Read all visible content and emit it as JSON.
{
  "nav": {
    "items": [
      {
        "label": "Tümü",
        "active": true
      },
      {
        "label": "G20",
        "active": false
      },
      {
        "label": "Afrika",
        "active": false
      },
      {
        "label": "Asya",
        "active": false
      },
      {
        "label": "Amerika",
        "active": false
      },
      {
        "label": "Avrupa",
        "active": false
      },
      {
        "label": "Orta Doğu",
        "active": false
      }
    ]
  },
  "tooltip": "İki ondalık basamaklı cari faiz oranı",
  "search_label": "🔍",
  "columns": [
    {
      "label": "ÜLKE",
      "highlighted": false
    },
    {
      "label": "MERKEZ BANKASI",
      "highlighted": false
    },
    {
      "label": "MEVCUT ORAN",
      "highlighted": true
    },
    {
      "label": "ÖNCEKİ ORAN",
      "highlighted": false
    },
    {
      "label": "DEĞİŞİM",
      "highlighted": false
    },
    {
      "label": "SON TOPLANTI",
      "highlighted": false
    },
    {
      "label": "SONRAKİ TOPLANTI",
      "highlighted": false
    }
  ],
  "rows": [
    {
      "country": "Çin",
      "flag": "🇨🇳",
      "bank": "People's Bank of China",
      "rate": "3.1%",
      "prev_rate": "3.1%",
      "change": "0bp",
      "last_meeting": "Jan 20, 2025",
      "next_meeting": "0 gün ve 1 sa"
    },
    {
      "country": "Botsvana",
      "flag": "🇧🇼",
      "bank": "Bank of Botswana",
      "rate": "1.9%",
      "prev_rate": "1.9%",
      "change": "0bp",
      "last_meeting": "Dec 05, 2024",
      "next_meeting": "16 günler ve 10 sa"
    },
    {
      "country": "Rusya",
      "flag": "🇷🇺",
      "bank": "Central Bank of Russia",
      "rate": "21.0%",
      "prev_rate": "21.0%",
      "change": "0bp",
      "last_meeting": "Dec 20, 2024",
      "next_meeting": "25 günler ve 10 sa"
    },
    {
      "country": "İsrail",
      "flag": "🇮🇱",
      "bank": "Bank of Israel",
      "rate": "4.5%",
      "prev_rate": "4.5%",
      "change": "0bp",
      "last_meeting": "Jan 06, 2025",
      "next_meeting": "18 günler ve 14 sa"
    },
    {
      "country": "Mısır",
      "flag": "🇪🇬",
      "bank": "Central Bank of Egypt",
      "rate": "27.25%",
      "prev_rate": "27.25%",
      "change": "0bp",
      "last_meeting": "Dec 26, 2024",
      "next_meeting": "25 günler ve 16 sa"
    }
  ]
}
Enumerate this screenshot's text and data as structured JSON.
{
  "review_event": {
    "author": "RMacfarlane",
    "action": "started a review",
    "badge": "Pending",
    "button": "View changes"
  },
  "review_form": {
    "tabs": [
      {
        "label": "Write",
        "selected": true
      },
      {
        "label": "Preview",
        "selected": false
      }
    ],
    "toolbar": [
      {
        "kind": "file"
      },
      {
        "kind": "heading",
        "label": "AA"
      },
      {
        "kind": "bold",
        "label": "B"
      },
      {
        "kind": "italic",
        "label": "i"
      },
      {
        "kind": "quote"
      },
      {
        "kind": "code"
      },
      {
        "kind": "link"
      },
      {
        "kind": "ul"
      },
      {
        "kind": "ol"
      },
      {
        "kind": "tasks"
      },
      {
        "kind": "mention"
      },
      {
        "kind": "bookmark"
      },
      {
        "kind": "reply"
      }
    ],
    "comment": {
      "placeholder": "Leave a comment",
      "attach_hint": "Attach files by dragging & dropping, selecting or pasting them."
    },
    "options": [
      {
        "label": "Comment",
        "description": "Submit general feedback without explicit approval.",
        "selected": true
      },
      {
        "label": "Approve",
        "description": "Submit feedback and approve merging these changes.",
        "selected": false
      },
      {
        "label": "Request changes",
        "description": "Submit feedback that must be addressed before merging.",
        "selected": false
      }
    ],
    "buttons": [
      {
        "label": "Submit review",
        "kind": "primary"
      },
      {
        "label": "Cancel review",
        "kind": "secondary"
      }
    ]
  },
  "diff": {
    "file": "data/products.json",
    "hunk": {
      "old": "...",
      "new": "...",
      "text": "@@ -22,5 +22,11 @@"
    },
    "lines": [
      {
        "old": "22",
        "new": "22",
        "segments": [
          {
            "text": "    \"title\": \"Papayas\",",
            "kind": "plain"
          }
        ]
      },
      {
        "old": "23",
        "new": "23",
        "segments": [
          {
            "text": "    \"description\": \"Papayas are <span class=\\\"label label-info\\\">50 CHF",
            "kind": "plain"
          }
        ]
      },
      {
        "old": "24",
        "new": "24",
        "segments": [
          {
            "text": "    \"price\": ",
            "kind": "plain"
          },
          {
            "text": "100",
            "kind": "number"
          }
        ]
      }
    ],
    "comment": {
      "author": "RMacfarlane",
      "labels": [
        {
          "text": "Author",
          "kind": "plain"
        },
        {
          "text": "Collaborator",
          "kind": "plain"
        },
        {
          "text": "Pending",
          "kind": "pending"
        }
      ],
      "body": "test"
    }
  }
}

#### [WHAT THIS TASK INVOLVES]
Copy the records above exactly.

#### [TASK SOLUTION]
Read all visible content and emit it as JSON.
{
  "nav": {
    "items": [
      {
        "label": "Tümü",
        "active": true
      },
      {
        "label": "G20",
        "active": false
      },
      {
        "label": "Afrika",
        "active": false
      },
      {
        "label": "Asya",
        "active": false
      },
      {
        "label": "Amerika",
        "active": false
      },
      {
        "label": "Avrupa",
        "active": false
      },
      {
        "label": "Orta Doğu",
        "active": false
      }
    ]
  },
  "tooltip": "İki ondalık basamaklı cari faiz oranı",
  "search_label": "🔍",
  "columns": [
    {
      "label": "ÜLKE",
      "highlighted": false
    },
    {
      "label": "MERKEZ BANKASI",
      "highlighted": false
    },
    {
      "label": "MEVCUT ORAN",
      "highlighted": true
    },
    {
      "label": "ÖNCEKİ ORAN",
      "highlighted": false
    },
    {
      "label": "DEĞİŞİM",
      "highlighted": false
    },
    {
      "label": "SON TOPLANTI",
      "highlighted": false
    },
    {
      "label": "SONRAKİ TOPLANTI",
      "highlighted": false
    }
  ],
  "rows": [
    {
      "country": "Çin",
      "flag": "🇨🇳",
      "bank": "People's Bank of China",
      "rate": "3.1%",
      "prev_rate": "3.1%",
      "change": "0bp",
      "last_meeting": "Jan 20, 2025",
      "next_meeting": "0 gün ve 1 sa"
    },
    {
      "country": "Botsvana",
      "flag": "🇧🇼",
      "bank": "Bank of Botswana",
      "rate": "1.9%",
      "prev_rate": "1.9%",
      "change": "0bp",
      "last_meeting": "Dec 05, 2024",
      "next_meeting": "16 günler ve 10 sa"
    },
    {
      "country": "Rusya",
      "flag": "🇷🇺",
      "bank": "Central Bank of Russia",
      "rate": "21.0%",
      "prev_rate": "21.0%",
      "change": "0bp",
      "last_meeting": "Dec 20, 2024",
      "next_meeting": "25 günler ve 10 sa"
    },
    {
      "country": "İsrail",
      "flag": "🇮🇱",
      "bank": "Bank of Israel",
      "rate": "4.5%",
      "prev_rate": "4.5%",
      "change": "0bp",
      "last_meeting": "Jan 06, 2025",
      "next_meeting": "18 günler ve 14 sa"
    },
    {
      "country": "Mısır",
      "flag": "🇪🇬",
      "bank": "Central Bank of Egypt",
      "rate": "27.25%",
      "prev_rate": "27.25%",
      "change": "0bp",
      "last_meeting": "Dec 26, 2024",
      "next_meeting": "25 günler ve 16 sa"
    }
  ]
}
Enumerate this screenshot's text and data as structured JSON.
{
  "review_event": {
    "author": "RMacfarlane",
    "action": "started a review",
    "badge": "Pending",
    "button": "View changes"
  },
  "review_form": {
    "tabs": [
      {
        "label": "Write",
        "selected": true
      },
      {
        "label": "Preview",
        "selected": false
      }
    ],
    "toolbar": [
      {
        "kind": "file"
      },
      {
        "kind": "heading",
        "label": "AA"
      },
      {
        "kind": "bold",
        "label": "B"
      },
      {
        "kind": "italic",
        "label": "i"
      },
      {
        "kind": "quote"
      },
      {
        "kind": "code"
      },
      {
        "kind": "link"
      },
      {
        "kind": "ul"
      },
      {
        "kind": "ol"
      },
      {
        "kind": "tasks"
      },
      {
        "kind": "mention"
      },
      {
        "kind": "bookmark"
      },
      {
        "kind": "reply"
      }
    ],
    "comment": {
      "placeholder": "Leave a comment",
      "attach_hint": "Attach files by dragging & dropping, selecting or pasting them."
    },
    "options": [
      {
        "label": "Comment",
        "description": "Submit general feedback without explicit approval.",
        "selected": true
      },
      {
        "label": "Approve",
        "description": "Submit feedback and approve merging these changes.",
        "selected": false
      },
      {
        "label": "Request changes",
        "description": "Submit feedback that must be addressed before merging.",
        "selected": false
      }
    ],
    "buttons": [
      {
        "label": "Submit review",
        "kind": "primary"
      },
      {
        "label": "Cancel review",
        "kind": "secondary"
      }
    ]
  },
  "diff": {
    "file": "data/products.json",
    "hunk": {
      "old": "...",
      "new": "...",
      "text": "@@ -22,5 +22,11 @@"
    },
    "lines": [
      {
        "old": "22",
        "new": "22",
        "segments": [
          {
            "text": "    \"title\": \"Papayas\",",
            "kind": "plain"
          }
        ]
      },
      {
        "old": "23",
        "new": "23",
        "segments": [
          {
            "text": "    \"description\": \"Papayas are <span class=\\\"label label-info\\\">50 CHF",
            "kind": "plain"
          }
        ]
      },
      {
        "old": "24",
        "new": "24",
        "segments": [
          {
            "text": "    \"price\": ",
            "kind": "plain"
          },
          {
            "text": "100",
            "kind": "number"
          }
        ]
      }
    ],
    "comment": {
      "author": "RMacfarlane",
      "labels": [
        {
          "text": "Author",
          "kind": "plain"
        },
        {
          "text": "Collaborator",
          "kind": "plain"
        },
        {
          "text": "Pending",
          "kind": "pending"
        }
      ],
      "body": "test"
    }
  }
}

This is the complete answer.